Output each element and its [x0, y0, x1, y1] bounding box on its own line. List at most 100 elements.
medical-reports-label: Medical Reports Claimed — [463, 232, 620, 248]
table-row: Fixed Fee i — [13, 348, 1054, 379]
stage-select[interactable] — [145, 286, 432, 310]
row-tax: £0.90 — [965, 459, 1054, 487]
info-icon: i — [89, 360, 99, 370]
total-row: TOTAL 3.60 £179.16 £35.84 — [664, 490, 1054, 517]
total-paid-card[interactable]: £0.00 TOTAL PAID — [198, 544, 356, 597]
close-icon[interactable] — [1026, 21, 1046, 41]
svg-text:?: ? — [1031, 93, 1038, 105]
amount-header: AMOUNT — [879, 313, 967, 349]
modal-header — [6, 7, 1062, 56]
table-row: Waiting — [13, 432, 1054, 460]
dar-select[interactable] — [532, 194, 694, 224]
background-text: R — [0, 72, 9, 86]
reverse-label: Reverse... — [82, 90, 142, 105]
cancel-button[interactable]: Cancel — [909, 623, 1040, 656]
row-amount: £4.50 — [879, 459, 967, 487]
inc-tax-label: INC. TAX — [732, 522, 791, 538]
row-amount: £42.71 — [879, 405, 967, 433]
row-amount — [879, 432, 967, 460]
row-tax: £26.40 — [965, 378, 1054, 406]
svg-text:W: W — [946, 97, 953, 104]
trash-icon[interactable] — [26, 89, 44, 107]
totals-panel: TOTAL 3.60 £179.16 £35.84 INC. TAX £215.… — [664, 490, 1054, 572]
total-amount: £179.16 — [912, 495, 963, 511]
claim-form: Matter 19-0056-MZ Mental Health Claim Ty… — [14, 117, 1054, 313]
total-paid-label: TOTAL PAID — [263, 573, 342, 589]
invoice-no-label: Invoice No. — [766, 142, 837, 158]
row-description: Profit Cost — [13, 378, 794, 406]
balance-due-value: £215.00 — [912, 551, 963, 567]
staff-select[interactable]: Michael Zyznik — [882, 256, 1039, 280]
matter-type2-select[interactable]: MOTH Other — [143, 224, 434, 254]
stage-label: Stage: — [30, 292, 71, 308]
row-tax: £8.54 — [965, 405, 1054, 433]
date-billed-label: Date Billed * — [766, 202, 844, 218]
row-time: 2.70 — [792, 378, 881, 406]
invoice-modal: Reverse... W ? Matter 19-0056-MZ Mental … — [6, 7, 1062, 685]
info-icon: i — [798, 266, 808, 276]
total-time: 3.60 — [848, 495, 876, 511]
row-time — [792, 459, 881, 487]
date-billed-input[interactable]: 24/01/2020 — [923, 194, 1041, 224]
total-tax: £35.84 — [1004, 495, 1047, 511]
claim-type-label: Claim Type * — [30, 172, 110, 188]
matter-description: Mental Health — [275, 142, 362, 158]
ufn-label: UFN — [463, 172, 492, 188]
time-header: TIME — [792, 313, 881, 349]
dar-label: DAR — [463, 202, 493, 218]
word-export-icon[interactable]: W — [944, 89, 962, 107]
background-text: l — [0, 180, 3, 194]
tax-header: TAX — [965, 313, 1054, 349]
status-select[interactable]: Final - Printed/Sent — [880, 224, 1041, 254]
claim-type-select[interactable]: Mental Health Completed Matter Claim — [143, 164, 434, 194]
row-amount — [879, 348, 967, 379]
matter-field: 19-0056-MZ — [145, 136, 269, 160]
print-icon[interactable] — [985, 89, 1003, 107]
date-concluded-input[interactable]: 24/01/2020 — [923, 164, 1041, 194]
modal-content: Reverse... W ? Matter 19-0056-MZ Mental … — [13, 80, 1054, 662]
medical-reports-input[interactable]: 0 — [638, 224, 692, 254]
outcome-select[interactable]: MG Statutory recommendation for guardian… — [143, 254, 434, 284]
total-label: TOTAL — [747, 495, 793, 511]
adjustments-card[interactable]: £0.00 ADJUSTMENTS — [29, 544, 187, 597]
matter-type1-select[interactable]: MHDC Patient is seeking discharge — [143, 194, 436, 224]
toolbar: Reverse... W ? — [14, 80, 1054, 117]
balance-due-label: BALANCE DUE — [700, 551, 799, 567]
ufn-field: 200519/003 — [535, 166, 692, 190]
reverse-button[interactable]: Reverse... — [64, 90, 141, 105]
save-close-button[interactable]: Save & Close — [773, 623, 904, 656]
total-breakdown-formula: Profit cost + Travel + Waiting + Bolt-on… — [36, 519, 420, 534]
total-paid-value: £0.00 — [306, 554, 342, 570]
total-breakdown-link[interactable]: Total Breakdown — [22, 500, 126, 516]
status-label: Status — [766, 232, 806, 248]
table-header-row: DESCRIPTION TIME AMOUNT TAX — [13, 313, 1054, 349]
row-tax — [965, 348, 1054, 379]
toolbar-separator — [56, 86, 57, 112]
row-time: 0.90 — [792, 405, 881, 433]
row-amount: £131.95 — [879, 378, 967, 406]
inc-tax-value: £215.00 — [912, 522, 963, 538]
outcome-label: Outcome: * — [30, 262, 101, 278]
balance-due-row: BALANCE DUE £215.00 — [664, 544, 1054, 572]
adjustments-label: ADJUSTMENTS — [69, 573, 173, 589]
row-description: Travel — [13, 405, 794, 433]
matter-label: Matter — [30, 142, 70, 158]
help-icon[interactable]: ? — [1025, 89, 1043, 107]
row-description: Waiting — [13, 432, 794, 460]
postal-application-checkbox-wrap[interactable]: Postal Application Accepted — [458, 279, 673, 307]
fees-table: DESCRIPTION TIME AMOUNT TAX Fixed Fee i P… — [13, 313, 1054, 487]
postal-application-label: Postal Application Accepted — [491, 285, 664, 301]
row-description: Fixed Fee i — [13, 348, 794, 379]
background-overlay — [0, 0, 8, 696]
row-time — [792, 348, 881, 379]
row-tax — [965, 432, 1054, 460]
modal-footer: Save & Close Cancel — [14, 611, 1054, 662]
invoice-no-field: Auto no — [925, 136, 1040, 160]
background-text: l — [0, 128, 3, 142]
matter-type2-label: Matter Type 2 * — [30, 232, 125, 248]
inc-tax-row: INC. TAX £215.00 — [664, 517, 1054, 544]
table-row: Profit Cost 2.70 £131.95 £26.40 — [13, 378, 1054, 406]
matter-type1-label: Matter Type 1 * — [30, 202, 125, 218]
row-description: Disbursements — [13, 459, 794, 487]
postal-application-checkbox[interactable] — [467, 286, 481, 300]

_ _ _ _ _

▸ **EXERCISE BRIEF**: Copy out everything from the beginning of the records down to the line containing "total-row: TOTAL 3.60", keeping both ends.

▸ **OUTPUT FOR THIS EXERCISE**:
Output each element and its [x0, y0, x1, y1] bounding box on its own line. List at most 100 elements.
medical-reports-label: Medical Reports Claimed — [463, 232, 620, 248]
table-row: Fixed Fee i — [13, 348, 1054, 379]
stage-select[interactable] — [145, 286, 432, 310]
row-tax: £0.90 — [965, 459, 1054, 487]
info-icon: i — [89, 360, 99, 370]
total-row: TOTAL 3.60 £179.16 £35.84 — [664, 490, 1054, 517]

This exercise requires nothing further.